• Metin bloğu:
Yeni Başsavcı Ekrem Aydıner: 'Kadıköy beni teselli etti'

2011 yaz kararnamesiyle Eskişehir Başsavcılığı’ndan Kadıköy Cumhuriyet Başsavcılığı görevine atanan Ekrem Aydıner, çok sevdiği Eskişehir’den ayrılırken biraz zorlansa da “Eskişehir’den sonra beni teselli edebilecek tek yer Kadıköy olabilirdi, o açıdan çok şanslıyım” diyor.

27 Temmuz 2011 - 13:50


Kadıköy’ün yeni başsavcısı Ekrem Aydıner, yaklaşık bir hafta önce Kadıköy Adliyesi’ndeki görevine başladı. Uzun yıllar Anadolu’nun birçok il ve ilçesinde savcı ve başsavcı olarak çalışan Aydıner’i en çok mutlu eden görev yeri Eskişehir olmuş. Oranın, sosyal ve kültürel yapısını Kadıköy’e benzeten başsavcı, bu nedenle Kadıköy’e atandığı için şanslı olduğunu belirtiyor.
Afyon depreminde enkaz altında zor zamanlar geçiren, sanatsal aktiviteleri kaçırmayan hatta sanat müziği korolarında icracı olarak yer alan, düşünce özgürlüğünün önemine vurgu yapan
Kadıköy’ün yeni başsavcısı Ekrem Aydıner’i yakından tanımak istiyorsanız buyurun söyleşimize.


Kadıköylüler yeni başsavcıyı tanımak istiyor. Bize biraz kendinizden bahseder misiniz?
1959 yılında Denizli’nin Çal ilçesinin Ortaköy kasabasında dünyaya geldim. İlköğrenimimi Ortaköy’de yaptım. Ortaokul ve liseyi Isparta Gönen Öğretmen Okulu’nda okudum. Öğretmen Okulu’nu bitirince de İstanbul Üniversitesi Hukuk Fakültesi’ni kazandım ve İstanbul’a geldim. 1977–1981 yılları arasında Hukuk Fakültesi’ndeydim. Stajımı Denizli Adliyesi’nde tamamladıktan sonra savcı olarak Diyarbakır’a kura çektim. Yani ilk görev yerim Diyarbakır.


Hangi dönem Diyarbakır’da görev yaptınız?
1985’ten 1988’in ortasına kadar Diyarbakır’da savcı yardımcısı olarak görev yaptım. Oradan Mardin Derik’e tayin oldum. Sonra sırasıyla Kayseri Tomarza, Afyon Dinar’da savcı olarak çalıştım. Dediğim gibi ben Denizliliyim. Çok uzun yıllar sonra memleketime yakın bir yerde, Dinar’da görev yapmanın sevincini yaşarken orada 1995 yılında deprem oldu. Depremde enkazda kaldık. Sıkıntısını çok uzun süre yaşadık. Allah kimsenin başına vermesin.

• Yapılacak işler:
**1.** Ekrem Aydıner söyleşisine göre Aydıner'in savcı olarak ilk görev yeri neresidir?
**2.** Ekrem Aydıner söyleşisini son cümleden sonrasıyla devam ettirin.
Kayıtlar metinden bağımsız, ayrı bir malzemedir.

• Gösterilen malzeme:
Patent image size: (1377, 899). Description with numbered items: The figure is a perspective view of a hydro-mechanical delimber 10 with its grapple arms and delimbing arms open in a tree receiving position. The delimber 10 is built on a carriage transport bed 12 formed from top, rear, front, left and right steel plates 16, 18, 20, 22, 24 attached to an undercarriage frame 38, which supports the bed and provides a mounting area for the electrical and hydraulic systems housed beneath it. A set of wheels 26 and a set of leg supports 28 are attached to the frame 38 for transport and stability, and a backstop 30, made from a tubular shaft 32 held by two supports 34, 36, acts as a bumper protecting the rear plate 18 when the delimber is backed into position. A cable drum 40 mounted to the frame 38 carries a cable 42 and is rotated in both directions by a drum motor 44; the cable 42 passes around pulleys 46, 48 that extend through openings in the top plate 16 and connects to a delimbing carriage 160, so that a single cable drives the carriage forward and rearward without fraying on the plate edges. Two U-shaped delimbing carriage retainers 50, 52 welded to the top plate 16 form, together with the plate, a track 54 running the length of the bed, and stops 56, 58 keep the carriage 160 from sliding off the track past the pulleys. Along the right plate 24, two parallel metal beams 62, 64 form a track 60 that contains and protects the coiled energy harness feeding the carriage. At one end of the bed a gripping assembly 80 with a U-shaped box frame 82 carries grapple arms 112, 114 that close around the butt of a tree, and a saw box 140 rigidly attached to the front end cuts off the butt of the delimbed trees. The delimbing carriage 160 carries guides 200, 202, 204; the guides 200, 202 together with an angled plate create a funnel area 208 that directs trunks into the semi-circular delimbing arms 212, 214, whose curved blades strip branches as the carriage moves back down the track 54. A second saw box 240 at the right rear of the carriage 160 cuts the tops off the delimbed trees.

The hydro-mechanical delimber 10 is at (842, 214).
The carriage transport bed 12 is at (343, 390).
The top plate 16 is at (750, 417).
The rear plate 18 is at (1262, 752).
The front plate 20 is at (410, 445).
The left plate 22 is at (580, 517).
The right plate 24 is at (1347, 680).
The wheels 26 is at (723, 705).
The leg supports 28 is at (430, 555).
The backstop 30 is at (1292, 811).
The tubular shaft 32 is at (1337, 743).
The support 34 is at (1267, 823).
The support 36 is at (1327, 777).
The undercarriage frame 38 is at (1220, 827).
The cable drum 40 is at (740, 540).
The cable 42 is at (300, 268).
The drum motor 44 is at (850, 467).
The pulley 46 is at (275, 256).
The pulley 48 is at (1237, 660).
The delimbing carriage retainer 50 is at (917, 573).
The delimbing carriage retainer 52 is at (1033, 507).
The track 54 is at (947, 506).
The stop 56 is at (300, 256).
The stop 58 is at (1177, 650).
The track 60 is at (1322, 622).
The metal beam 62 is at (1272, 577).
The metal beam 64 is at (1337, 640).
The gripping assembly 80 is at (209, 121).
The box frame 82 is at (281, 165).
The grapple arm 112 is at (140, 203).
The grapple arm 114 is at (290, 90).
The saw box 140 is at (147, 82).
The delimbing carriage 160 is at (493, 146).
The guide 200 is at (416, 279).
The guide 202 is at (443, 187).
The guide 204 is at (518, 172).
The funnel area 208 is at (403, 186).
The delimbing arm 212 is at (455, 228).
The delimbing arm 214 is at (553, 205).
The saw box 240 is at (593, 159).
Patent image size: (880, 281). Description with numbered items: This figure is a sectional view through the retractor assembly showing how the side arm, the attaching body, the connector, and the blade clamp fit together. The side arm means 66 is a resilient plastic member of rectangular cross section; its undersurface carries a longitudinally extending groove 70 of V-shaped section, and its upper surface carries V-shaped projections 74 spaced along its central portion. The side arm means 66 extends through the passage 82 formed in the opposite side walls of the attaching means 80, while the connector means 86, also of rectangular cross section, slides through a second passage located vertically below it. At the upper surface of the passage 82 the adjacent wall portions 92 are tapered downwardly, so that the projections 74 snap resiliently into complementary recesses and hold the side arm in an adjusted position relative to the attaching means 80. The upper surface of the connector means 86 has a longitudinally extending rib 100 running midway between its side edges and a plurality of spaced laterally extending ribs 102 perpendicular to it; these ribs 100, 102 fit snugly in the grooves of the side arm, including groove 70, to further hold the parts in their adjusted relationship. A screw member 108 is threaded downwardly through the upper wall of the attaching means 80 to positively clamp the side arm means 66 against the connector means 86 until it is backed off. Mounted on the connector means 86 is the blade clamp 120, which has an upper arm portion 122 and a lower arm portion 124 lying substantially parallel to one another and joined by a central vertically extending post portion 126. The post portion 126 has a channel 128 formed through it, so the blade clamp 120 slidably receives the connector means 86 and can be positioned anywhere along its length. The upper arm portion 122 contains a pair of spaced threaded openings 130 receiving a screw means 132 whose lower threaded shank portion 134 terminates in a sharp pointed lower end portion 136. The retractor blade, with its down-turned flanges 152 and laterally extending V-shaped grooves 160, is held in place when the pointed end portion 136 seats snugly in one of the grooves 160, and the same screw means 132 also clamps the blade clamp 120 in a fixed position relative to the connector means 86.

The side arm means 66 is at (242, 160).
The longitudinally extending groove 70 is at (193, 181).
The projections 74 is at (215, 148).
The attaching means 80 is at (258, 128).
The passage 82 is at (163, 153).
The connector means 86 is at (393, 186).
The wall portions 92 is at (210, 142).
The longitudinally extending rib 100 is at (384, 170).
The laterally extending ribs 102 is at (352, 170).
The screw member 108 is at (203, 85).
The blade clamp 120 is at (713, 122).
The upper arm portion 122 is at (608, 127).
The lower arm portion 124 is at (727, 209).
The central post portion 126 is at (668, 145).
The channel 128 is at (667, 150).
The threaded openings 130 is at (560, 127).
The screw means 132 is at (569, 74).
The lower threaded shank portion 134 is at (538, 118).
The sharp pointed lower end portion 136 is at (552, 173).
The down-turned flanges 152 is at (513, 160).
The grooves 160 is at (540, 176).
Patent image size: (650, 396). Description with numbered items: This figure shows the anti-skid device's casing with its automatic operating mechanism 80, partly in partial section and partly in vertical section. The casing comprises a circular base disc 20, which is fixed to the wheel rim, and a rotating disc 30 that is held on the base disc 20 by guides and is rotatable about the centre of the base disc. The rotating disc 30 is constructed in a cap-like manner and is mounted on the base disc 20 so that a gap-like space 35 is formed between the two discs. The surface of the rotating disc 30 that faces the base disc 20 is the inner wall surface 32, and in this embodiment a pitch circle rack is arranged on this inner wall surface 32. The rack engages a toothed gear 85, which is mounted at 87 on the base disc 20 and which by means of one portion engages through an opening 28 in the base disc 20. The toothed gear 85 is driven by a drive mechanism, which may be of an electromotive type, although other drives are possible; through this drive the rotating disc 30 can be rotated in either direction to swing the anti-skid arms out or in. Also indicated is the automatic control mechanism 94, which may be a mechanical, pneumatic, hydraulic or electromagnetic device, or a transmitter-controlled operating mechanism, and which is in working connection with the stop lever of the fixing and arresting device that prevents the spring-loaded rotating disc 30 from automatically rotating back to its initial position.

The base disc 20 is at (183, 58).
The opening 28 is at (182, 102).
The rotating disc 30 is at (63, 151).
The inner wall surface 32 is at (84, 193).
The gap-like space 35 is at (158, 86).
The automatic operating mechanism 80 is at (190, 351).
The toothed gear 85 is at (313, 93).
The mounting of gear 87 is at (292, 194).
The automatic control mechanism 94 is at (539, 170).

• Beklenen çıktılar:
**1.** Diyarbakır.

**2.**
Afyon’daki bu zor günlerin ardından Adana’da görevlendirildim. Adana’da görevliyken başsavcılığa atandım. İlk başsavcılık görevini Manisa Akhisar’da yaptım. Daha sonra da Adıyaman Başsavcılığı, Eskişehir Başsavcılığı ve oradan da yaz kararnamesiyle Kadıköy Başsavcılığı’na atanmış bulunuyorum. İki kızım var. Biri Ortadoğu Teknik Üniversitesi Uluslararası İlişkiler bölümünü bitirdi. Diğer kızım da yine ODTÜ’de İşletme okuyor. Eşim emekli öğretmen. Henüz evimi buraya taşıyamadım, hala Eskişehir’de ama en kısa sürede Ataşehir’deki lojmanımıza taşınacağız.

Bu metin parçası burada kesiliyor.